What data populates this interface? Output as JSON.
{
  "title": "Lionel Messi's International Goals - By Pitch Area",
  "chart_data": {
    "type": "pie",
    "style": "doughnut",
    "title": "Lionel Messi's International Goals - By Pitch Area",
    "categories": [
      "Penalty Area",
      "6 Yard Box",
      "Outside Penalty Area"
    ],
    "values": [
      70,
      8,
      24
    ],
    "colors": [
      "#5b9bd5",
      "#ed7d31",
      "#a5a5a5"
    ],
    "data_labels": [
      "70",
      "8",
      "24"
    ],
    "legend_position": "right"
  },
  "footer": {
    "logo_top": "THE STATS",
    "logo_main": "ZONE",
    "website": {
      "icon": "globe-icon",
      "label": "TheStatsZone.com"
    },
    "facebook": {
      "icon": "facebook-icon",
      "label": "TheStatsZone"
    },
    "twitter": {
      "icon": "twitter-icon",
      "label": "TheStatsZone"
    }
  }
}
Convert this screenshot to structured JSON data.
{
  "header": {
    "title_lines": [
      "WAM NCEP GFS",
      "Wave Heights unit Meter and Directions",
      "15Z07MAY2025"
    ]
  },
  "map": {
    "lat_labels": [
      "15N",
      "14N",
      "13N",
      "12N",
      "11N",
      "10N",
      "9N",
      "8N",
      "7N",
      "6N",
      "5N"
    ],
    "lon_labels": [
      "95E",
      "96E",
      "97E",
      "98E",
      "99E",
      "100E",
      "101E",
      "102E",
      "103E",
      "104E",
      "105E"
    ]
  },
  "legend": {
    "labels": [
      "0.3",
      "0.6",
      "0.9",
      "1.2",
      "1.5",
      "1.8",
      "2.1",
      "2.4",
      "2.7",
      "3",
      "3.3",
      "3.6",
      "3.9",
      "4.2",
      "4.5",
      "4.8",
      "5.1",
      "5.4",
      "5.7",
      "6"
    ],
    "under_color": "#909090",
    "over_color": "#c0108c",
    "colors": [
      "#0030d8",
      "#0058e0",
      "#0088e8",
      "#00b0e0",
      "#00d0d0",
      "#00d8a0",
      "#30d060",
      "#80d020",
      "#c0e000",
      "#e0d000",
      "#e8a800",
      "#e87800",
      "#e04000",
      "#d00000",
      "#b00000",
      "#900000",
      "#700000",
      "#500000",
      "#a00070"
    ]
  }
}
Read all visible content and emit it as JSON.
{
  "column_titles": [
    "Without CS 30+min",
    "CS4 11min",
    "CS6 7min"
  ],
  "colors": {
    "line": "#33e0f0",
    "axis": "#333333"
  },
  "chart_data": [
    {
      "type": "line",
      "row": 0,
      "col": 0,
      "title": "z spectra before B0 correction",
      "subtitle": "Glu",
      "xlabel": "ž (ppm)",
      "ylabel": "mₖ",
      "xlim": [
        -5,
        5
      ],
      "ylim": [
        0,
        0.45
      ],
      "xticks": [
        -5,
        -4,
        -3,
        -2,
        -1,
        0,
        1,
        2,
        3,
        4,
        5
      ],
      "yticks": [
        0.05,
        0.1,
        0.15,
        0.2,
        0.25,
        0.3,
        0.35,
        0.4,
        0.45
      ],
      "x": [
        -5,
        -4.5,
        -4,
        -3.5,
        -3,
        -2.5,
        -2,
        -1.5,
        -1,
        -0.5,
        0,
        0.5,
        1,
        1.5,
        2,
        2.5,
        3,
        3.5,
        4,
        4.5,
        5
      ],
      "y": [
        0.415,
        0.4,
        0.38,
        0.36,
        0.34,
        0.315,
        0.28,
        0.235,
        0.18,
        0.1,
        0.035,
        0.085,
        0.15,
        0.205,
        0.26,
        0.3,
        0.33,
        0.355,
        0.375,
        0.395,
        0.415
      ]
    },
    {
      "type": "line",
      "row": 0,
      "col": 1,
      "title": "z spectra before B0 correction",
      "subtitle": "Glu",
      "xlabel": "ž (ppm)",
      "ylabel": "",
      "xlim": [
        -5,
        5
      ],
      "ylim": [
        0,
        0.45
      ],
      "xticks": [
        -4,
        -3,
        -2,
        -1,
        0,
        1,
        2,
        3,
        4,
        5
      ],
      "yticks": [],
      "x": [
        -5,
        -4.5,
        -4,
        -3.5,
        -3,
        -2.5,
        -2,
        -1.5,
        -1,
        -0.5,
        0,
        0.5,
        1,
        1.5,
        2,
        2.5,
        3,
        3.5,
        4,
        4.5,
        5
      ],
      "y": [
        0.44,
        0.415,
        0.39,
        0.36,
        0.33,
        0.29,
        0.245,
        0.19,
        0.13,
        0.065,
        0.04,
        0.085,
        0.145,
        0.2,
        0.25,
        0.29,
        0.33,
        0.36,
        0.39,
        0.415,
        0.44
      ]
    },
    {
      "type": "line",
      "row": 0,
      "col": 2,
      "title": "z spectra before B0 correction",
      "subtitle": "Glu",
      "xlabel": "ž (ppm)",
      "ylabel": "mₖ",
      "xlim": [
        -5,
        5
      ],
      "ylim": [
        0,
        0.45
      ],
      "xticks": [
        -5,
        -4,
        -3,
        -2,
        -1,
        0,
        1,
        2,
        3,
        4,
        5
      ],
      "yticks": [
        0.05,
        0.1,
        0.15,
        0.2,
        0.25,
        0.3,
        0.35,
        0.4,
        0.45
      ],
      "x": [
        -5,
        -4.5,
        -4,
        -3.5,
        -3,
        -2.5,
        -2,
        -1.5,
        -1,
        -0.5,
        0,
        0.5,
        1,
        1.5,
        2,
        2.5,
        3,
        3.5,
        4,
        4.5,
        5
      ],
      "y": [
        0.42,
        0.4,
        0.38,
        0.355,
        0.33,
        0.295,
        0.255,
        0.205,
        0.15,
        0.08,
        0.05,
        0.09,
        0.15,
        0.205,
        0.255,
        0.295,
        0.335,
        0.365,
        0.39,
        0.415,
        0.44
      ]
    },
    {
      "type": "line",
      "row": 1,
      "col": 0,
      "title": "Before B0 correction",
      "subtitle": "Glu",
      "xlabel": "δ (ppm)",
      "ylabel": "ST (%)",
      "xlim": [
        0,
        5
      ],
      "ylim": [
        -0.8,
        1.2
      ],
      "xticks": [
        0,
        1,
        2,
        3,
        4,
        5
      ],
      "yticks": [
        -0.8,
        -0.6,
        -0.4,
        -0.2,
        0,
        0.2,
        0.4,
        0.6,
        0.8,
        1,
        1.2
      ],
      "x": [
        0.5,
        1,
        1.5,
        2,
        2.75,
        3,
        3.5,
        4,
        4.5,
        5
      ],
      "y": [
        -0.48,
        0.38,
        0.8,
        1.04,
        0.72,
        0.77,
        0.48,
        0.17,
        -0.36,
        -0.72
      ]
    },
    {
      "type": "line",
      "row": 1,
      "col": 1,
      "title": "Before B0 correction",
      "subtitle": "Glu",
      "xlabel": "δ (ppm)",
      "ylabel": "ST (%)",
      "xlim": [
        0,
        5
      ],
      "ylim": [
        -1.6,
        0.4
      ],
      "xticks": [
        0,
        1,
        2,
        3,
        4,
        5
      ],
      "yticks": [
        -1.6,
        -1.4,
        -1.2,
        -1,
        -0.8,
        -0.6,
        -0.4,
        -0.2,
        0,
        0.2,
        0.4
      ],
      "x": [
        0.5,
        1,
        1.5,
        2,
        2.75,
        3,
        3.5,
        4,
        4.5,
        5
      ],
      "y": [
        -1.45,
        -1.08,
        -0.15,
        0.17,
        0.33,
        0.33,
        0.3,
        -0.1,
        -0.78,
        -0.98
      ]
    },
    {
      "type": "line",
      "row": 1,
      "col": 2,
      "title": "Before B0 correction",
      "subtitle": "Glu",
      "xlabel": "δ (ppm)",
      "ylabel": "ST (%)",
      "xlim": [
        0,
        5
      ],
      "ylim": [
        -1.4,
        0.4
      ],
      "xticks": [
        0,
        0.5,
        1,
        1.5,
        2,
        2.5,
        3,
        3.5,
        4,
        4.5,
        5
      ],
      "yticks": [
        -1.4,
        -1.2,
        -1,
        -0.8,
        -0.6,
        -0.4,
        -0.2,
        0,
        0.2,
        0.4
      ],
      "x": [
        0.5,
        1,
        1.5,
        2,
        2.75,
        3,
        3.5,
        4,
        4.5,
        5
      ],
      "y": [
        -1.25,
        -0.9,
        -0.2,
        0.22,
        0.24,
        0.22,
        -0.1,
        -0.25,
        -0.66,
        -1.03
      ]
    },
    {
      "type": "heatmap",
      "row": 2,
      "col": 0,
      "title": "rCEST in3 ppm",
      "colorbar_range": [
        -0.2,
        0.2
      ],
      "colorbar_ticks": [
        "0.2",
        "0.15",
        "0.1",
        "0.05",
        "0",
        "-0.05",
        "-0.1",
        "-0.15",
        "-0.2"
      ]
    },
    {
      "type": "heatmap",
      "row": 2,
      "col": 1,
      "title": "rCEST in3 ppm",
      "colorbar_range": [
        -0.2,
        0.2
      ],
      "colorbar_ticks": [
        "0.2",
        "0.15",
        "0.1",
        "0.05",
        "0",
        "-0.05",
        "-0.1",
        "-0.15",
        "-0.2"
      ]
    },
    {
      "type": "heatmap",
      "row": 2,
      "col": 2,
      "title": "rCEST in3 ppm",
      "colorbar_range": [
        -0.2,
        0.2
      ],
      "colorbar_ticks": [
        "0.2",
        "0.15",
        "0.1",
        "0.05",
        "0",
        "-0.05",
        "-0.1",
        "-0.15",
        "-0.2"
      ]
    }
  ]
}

· · · · · · ·

The problem |
Your answer should be only the number of lines that hold the word "Lionel".

Worked answer |
2